Page excerpt:
==*==

VIENNA: Nuclear talks between Iran and the UN atomic agency failed yet again Wednesday, as the top US diplomat in separate six-party negotiations warned Washington’s patience was wearing thin.
As the EU’s foreign policy chief prepared to meet Iran’s chief nuclear negotiator in Istanbul for the first time since a fruitless effort in early April, the UN body’s chief inspector admitted parallel Vienna talks had ended without a deal.
“We could not finalise the structured approach document that has been under negotiation for a year and a half,” the International Atomic Energy Agency’s chief inspector Herman Nackaerts told reporters.
“Our best efforts have not been successful so far.”
Iran’s envoy to the IAEA, Ali Asghar Soltanieh, was characteristically more upbeat, saying that the next meeting would see a deal finalised, although Nackaerts said no new gathering had been arranged.
“The aim of this … is to bridge the gaps towards a conclusion of the text by the next meeting,” Soltanieh told a joint press briefing.
The IAEA wants Iran to grant access to sites, documents and scientists involved in Tehran’s alleged efforts to develop atomic weapons, which the agency suspects mostly took place before 2003 but are possibly still ongoing.
Iran says the IAEA’s findings are based on faulty intelligence from foreign spy agencies such as the CIA and Israel’s Mossad — intelligence it complains it has not even been allowed to see.
 Nine rounds of talks since the publication of a major IAEA report in November 2011 have produced no breakthrough.
Wendy Sherman, the head of the US delegation in parallel six-party talks with Iran, meanwhile indicated growing frustration in Washington over the lack of progress, and not just between Iran and the IAEA.
“At some point, the director general of the IAEA will have to return to the (UN) Security Council and say ‘I can go no further; there has been no response; you have to take further action’,” she told the Senate Foreign Relations committee.
“Whether that will happen this June or whether that will happen in September, I’m not sure.
“But there will come a point at which all of the international community, all of the Security Council, will have to confront (the fact) that the IAEA is not able to move forward in finding out the dimensions of Iran’s nuclear programme.”
Sherman also said that in parallel diplomatic efforts between Iran and six major powers — the US, China, Russia, Britain, France and Germany — Tehran was “putting very little on the table and asking a lot in return.”
The six countries “have stood united in putting what we think is a very reasonable and balanced confidence-building … proposal in front of Iran,” she said.

==*==

Supplied records:
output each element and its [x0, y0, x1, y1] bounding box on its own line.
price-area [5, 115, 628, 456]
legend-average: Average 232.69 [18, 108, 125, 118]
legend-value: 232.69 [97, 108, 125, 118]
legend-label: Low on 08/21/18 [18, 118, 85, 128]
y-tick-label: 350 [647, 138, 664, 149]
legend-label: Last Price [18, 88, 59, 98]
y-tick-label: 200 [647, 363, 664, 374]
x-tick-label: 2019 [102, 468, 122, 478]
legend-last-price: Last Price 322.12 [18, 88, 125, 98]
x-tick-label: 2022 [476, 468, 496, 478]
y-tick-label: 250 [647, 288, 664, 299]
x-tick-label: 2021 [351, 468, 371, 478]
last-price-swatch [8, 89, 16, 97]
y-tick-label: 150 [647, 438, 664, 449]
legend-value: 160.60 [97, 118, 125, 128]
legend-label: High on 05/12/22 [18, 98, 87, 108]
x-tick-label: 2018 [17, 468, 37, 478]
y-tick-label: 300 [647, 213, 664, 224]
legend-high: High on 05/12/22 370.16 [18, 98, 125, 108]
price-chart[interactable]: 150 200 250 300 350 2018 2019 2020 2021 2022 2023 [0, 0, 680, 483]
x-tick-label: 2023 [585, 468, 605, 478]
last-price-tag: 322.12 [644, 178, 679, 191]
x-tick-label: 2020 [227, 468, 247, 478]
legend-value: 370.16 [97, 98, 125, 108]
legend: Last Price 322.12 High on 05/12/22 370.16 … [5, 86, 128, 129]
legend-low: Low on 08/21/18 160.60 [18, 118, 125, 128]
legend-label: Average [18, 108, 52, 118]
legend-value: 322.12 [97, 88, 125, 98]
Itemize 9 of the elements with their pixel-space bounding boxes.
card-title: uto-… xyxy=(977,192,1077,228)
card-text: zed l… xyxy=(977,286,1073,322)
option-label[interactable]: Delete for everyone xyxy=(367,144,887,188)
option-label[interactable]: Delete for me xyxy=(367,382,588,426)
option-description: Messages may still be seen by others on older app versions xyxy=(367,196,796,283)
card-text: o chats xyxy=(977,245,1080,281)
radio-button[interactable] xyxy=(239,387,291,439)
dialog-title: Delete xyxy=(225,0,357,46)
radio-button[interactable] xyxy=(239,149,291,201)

==*==

Exercise set:
a) In the article on the Iran nuclear talks, who is named as the chief inspector of the International Atomic Energy Agency?
b) Copy part of the article on the Iran nuclear talks word for word, beginning at the words "The IAEA wants" and stopping after the words "possibly still ongoing.".
The lines have no connection to the article on the Iran nuclear talks.

Answers provided:
a) Herman Nackaerts

b)
The IAEA wants Iran to grant access to sites, documents and scientists involved in Tehran’s alleged efforts to develop atomic weapons, which the agency suspects mostly took place before 2003 but are possibly still ongoing.